_What this task involves_
Provide an exact transcription of all the records.

_Dataset entries_
----
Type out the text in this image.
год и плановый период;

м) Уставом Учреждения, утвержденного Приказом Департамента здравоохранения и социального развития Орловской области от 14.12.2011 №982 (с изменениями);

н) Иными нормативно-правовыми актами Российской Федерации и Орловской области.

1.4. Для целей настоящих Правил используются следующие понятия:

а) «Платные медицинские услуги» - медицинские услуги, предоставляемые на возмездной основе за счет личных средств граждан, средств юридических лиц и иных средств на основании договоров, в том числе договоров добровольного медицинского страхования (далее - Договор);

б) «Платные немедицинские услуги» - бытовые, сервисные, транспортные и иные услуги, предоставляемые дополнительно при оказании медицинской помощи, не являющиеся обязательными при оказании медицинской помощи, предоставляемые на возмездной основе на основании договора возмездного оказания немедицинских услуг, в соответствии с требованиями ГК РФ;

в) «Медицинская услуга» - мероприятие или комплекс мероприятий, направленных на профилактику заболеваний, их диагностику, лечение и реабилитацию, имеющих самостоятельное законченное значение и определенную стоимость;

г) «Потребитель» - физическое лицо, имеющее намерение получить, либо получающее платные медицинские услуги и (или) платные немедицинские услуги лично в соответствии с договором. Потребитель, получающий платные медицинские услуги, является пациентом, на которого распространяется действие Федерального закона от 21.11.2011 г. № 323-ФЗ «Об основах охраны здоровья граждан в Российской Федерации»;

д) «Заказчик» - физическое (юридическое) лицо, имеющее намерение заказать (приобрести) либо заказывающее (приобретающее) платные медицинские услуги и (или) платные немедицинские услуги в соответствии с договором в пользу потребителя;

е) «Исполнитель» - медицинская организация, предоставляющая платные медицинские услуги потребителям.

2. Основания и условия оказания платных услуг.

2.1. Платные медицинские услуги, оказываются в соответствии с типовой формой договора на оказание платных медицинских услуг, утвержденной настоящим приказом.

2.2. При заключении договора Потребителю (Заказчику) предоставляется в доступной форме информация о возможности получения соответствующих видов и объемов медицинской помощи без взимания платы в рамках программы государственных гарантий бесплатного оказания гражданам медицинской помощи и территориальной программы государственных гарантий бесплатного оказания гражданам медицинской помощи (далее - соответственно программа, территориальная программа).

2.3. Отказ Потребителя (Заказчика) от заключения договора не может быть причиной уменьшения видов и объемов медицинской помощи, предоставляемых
----
_Solution for this exercise_
Type out the text in this image.
год и плановый период;

м) Уставом Учреждения, утвержденного Приказом Департамента здравоохранения и социального развития Орловской области от 14.12.2011 №982 (с изменениями);

н) Иными нормативно-правовыми актами Российской Федерации и Орловской области.

1.4. Для целей настоящих Правил используются следующие понятия:

а) «Платные медицинские услуги» - медицинские услуги, предоставляемые на возмездной основе за счет личных средств граждан, средств юридических лиц и иных средств на основании договоров, в том числе договоров добровольного медицинского страхования (далее - Договор);

б) «Платные немедицинские услуги» - бытовые, сервисные, транспортные и иные услуги, предоставляемые дополнительно при оказании медицинской помощи, не являющиеся обязательными при оказании медицинской помощи, предоставляемые на возмездной основе на основании договора возмездного оказания немедицинских услуг, в соответствии с требованиями ГК РФ;

в) «Медицинская услуга» - мероприятие или комплекс мероприятий, направленных на профилактику заболеваний, их диагностику, лечение и реабилитацию, имеющих самостоятельное законченное значение и определенную стоимость;

г) «Потребитель» - физическое лицо, имеющее намерение получить, либо получающее платные медицинские услуги и (или) платные немедицинские услуги лично в соответствии с договором. Потребитель, получающий платные медицинские услуги, является пациентом, на которого распространяется действие Федерального закона от 21.11.2011 г. № 323-ФЗ «Об основах охраны здоровья граждан в Российской Федерации»;

д) «Заказчик» - физическое (юридическое) лицо, имеющее намерение заказать (приобрести) либо заказывающее (приобретающее) платные медицинские услуги и (или) платные немедицинские услуги в соответствии с договором в пользу потребителя;

е) «Исполнитель» - медицинская организация, предоставляющая платные медицинские услуги потребителям.

2. Основания и условия оказания платных услуг.

2.1. Платные медицинские услуги, оказываются в соответствии с типовой формой договора на оказание платных медицинских услуг, утвержденной настоящим приказом.

2.2. При заключении договора Потребителю (Заказчику) предоставляется в доступной форме информация о возможности получения соответствующих видов и объемов медицинской помощи без взимания платы в рамках программы государственных гарантий бесплатного оказания гражданам медицинской помощи и территориальной программы государственных гарантий бесплатного оказания гражданам медицинской помощи (далее - соответственно программа, территориальная программа).

2.3. Отказ Потребителя (Заказчика) от заключения договора не может быть причиной уменьшения видов и объемов медицинской помощи, предоставляемых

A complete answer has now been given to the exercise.